Copy every line with the string "letter" in it.

--- START ---

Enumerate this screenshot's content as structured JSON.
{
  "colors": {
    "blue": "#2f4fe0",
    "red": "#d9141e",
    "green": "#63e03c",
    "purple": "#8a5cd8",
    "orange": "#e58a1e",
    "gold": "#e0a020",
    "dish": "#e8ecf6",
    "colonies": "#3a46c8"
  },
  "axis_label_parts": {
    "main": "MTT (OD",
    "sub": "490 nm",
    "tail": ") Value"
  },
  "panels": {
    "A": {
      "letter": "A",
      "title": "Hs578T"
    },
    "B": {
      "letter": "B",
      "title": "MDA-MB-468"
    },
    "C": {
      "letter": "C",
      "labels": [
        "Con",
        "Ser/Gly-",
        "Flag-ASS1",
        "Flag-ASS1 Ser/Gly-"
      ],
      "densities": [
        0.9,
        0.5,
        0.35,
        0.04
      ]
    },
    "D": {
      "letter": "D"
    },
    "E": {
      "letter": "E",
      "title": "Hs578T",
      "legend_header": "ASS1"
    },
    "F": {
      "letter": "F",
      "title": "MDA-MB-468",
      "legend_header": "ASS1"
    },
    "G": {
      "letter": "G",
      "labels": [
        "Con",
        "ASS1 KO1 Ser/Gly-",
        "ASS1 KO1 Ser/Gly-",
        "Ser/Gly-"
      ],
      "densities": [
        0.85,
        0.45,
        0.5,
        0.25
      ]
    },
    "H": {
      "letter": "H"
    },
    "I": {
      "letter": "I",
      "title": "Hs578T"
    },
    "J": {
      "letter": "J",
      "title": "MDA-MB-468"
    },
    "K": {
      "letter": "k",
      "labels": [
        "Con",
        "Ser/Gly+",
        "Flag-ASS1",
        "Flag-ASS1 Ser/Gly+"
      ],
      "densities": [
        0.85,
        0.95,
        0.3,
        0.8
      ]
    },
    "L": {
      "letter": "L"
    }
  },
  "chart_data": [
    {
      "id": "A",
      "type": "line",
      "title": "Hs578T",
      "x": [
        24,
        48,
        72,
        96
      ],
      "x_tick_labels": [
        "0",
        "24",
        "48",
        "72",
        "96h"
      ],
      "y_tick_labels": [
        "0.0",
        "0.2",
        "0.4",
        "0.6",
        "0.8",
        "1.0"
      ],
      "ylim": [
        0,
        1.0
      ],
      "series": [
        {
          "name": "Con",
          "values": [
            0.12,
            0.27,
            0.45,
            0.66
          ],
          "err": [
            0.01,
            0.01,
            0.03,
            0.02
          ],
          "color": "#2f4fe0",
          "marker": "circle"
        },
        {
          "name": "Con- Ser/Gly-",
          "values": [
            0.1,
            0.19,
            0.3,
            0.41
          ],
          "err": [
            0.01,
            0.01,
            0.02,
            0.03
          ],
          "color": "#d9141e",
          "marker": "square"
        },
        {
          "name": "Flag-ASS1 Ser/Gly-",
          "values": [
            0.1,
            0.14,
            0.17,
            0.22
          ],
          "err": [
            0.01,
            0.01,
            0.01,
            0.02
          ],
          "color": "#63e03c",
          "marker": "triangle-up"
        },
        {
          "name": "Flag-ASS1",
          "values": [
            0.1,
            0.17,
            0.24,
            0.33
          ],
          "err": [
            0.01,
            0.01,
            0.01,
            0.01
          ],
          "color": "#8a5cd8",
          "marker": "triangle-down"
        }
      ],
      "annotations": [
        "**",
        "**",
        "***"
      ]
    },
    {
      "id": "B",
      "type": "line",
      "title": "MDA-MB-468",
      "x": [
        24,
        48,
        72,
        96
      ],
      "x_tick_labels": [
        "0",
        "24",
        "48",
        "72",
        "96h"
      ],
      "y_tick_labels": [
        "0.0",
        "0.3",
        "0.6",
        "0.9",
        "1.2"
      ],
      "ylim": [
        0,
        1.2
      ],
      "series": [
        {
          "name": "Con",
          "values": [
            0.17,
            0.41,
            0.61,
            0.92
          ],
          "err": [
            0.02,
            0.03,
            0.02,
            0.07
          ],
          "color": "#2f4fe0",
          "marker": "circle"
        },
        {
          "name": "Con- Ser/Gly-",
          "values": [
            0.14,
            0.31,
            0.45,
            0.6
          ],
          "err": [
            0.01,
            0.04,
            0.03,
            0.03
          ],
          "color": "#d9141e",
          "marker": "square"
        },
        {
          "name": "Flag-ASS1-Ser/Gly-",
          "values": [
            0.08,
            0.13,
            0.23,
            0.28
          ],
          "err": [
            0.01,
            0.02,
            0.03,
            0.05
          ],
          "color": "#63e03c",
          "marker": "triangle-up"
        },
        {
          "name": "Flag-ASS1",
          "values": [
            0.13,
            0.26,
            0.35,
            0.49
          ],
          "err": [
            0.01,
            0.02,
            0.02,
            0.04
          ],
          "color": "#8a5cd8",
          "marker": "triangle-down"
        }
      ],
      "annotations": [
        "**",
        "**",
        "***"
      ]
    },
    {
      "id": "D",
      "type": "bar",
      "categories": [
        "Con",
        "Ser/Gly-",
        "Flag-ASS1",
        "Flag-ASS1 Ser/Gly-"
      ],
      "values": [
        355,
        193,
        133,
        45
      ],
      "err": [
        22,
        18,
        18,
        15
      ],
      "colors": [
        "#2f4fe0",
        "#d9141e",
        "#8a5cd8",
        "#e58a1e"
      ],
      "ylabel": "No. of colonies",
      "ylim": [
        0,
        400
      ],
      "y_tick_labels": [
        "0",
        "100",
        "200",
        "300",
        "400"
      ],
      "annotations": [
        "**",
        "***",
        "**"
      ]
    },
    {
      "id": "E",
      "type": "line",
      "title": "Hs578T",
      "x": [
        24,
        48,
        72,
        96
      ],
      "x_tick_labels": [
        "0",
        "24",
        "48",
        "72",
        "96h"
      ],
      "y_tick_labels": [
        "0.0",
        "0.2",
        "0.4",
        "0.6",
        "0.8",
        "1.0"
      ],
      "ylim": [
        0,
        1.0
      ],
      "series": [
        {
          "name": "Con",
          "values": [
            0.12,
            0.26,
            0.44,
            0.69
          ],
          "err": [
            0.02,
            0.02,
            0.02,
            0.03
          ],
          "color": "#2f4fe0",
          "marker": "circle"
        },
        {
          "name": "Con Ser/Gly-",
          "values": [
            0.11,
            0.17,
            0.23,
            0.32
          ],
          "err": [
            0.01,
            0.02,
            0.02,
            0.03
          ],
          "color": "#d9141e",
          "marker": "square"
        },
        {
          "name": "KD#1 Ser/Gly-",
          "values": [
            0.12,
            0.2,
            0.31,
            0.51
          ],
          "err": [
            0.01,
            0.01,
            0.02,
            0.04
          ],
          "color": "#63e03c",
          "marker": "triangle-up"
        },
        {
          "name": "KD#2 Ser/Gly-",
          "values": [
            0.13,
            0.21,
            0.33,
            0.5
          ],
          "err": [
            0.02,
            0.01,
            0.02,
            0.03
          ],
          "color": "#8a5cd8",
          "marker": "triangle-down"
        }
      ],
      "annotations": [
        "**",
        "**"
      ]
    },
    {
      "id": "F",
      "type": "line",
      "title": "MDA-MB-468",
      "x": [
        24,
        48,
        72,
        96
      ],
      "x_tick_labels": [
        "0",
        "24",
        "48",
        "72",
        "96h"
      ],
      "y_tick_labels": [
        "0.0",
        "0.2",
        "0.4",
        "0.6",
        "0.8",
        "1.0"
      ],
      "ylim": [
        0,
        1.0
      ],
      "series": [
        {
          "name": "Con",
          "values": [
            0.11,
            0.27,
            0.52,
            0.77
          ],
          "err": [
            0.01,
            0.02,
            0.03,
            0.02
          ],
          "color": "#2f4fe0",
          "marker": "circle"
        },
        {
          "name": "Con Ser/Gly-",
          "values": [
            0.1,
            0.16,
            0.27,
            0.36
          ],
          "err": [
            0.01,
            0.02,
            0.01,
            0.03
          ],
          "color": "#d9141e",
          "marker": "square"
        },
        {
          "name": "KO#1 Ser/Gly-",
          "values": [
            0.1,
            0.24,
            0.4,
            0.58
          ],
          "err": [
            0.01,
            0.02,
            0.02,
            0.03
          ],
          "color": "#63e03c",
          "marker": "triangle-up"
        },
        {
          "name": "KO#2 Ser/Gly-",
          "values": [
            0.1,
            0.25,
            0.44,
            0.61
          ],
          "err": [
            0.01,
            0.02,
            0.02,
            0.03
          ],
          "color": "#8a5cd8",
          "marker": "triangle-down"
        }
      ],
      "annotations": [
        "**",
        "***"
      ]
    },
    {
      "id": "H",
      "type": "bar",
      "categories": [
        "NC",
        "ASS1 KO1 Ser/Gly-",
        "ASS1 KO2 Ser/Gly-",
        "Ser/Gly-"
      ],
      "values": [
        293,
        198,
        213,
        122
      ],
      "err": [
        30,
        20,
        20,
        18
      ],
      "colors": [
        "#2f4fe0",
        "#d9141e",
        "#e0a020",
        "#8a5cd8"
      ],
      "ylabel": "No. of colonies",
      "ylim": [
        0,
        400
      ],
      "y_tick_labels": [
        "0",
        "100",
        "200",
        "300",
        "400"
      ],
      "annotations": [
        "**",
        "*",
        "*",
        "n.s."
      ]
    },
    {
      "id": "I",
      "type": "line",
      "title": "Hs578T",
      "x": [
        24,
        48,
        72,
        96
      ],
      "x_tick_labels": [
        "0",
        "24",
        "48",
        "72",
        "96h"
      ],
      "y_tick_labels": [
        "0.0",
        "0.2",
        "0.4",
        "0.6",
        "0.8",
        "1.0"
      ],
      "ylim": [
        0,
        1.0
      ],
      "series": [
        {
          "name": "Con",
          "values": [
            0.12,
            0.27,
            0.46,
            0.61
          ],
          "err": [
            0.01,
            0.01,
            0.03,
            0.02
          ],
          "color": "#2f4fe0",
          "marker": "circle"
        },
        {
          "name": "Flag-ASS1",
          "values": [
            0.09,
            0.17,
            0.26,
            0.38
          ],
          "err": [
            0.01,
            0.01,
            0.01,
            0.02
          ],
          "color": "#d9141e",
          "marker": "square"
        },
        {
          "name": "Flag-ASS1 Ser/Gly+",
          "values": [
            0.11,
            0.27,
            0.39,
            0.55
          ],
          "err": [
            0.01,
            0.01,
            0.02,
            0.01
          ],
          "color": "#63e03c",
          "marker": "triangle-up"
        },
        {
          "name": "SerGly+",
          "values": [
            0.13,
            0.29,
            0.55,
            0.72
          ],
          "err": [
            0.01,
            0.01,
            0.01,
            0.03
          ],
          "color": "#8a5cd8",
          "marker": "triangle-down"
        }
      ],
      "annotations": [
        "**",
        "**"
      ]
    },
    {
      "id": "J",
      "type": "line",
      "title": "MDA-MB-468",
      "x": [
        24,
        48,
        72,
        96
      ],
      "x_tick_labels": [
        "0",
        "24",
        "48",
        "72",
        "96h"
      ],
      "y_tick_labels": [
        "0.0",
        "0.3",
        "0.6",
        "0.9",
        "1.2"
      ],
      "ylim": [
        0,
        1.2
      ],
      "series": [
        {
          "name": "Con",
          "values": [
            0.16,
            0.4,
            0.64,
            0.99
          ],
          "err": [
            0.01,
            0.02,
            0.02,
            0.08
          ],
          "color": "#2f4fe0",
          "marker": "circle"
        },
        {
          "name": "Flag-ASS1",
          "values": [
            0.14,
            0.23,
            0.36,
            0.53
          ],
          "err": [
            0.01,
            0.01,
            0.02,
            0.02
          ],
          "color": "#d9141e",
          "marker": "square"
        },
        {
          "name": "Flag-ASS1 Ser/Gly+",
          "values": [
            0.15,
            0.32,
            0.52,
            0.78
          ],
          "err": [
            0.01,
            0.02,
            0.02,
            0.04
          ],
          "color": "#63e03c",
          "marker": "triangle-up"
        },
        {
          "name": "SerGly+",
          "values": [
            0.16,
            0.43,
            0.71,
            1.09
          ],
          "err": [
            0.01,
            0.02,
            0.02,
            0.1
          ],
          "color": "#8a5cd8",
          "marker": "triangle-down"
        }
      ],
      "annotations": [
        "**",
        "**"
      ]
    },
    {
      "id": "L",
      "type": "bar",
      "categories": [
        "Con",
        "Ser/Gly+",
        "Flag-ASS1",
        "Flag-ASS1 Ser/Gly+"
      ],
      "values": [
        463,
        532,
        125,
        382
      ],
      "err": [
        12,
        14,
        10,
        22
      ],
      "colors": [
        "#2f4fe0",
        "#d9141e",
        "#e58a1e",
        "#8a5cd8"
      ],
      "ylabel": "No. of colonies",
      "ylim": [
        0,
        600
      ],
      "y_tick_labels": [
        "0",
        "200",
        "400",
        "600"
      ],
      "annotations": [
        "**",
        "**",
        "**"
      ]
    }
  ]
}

--- END ---

**RESULT FOR THIS TASK:**
      "letter": "A",
      "letter": "B",
      "letter": "C",
      "letter": "D"
      "letter": "E",
      "letter": "F",
      "letter": "G",
      "letter": "H"
      "letter": "I",
      "letter": "J",
      "letter": "k",
      "letter": "L"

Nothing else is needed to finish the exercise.